▽

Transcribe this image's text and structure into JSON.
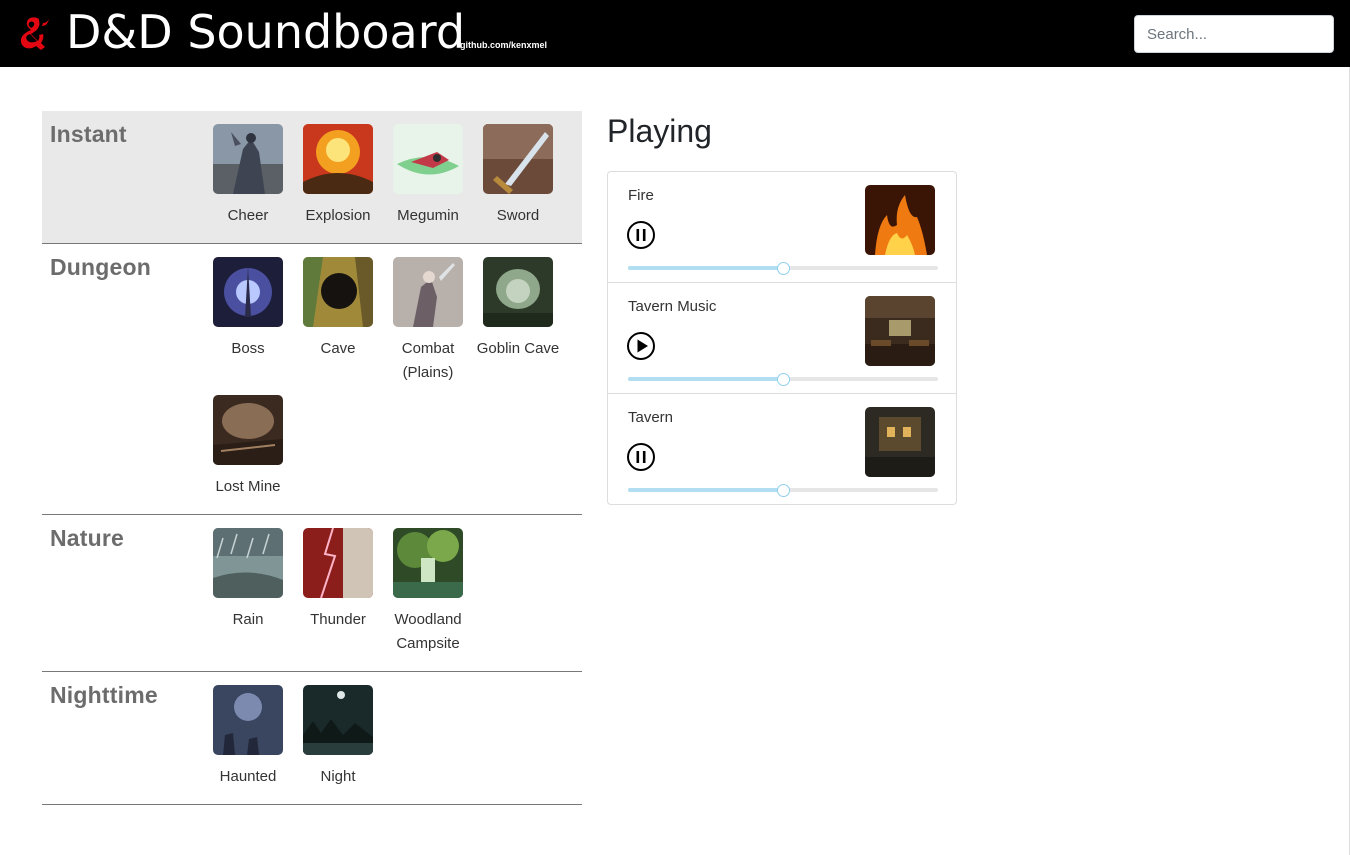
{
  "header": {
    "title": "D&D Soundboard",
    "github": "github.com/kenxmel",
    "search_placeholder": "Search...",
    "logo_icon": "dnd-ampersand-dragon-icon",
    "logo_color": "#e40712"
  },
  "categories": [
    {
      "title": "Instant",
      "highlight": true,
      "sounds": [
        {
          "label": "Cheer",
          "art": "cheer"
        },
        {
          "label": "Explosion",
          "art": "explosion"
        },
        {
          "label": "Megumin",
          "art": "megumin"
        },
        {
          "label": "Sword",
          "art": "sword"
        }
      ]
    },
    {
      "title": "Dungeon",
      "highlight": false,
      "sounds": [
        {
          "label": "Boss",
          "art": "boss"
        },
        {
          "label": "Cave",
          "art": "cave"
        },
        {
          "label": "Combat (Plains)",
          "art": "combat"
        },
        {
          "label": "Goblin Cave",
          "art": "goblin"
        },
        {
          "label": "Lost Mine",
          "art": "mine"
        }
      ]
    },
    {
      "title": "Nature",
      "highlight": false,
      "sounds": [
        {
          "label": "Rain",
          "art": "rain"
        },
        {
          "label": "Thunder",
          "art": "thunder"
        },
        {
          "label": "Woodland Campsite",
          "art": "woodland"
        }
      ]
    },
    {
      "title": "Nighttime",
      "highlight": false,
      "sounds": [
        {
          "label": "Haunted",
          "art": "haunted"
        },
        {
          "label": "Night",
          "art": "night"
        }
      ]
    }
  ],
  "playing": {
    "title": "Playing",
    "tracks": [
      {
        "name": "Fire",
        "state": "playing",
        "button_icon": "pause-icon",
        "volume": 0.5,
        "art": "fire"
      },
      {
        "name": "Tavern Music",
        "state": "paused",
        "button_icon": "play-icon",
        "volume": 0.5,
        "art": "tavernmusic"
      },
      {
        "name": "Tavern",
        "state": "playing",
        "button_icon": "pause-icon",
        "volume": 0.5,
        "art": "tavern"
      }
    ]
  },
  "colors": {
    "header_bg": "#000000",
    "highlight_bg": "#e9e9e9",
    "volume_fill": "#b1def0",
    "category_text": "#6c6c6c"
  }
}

△

Directions for this task: All preceding records should be duplicated verbatim, images excepted.

Answer below:
Transcribe this image's text and structure into JSON.
{
  "header": {
    "title": "D&D Soundboard",
    "github": "github.com/kenxmel",
    "search_placeholder": "Search...",
    "logo_icon": "dnd-ampersand-dragon-icon",
    "logo_color": "#e40712"
  },
  "categories": [
    {
      "title": "Instant",
      "highlight": true,
      "sounds": [
        {
          "label": "Cheer",
          "art": "cheer"
        },
        {
          "label": "Explosion",
          "art": "explosion"
        },
        {
          "label": "Megumin",
          "art": "megumin"
        },
        {
          "label": "Sword",
          "art": "sword"
        }
      ]
    },
    {
      "title": "Dungeon",
      "highlight": false,
      "sounds": [
        {
          "label": "Boss",
          "art": "boss"
        },
        {
          "label": "Cave",
          "art": "cave"
        },
        {
          "label": "Combat (Plains)",
          "art": "combat"
        },
        {
          "label": "Goblin Cave",
          "art": "goblin"
        },
        {
          "label": "Lost Mine",
          "art": "mine"
        }
      ]
    },
    {
      "title": "Nature",
      "highlight": false,
      "sounds": [
        {
          "label": "Rain",
          "art": "rain"
        },
        {
          "label": "Thunder",
          "art": "thunder"
        },
        {
          "label": "Woodland Campsite",
          "art": "woodland"
        }
      ]
    },
    {
      "title": "Nighttime",
      "highlight": false,
      "sounds": [
        {
          "label": "Haunted",
          "art": "haunted"
        },
        {
          "label": "Night",
          "art": "night"
        }
      ]
    }
  ],
  "playing": {
    "title": "Playing",
    "tracks": [
      {
        "name": "Fire",
        "state": "playing",
        "button_icon": "pause-icon",
        "volume": 0.5,
        "art": "fire"
      },
      {
        "name": "Tavern Music",
        "state": "paused",
        "button_icon": "play-icon",
        "volume": 0.5,
        "art": "tavernmusic"
      },
      {
        "name": "Tavern",
        "state": "playing",
        "button_icon": "pause-icon",
        "volume": 0.5,
        "art": "tavern"
      }
    ]
  },
  "colors": {
    "header_bg": "#000000",
    "highlight_bg": "#e9e9e9",
    "volume_fill": "#b1def0",
    "category_text": "#6c6c6c"
  }
}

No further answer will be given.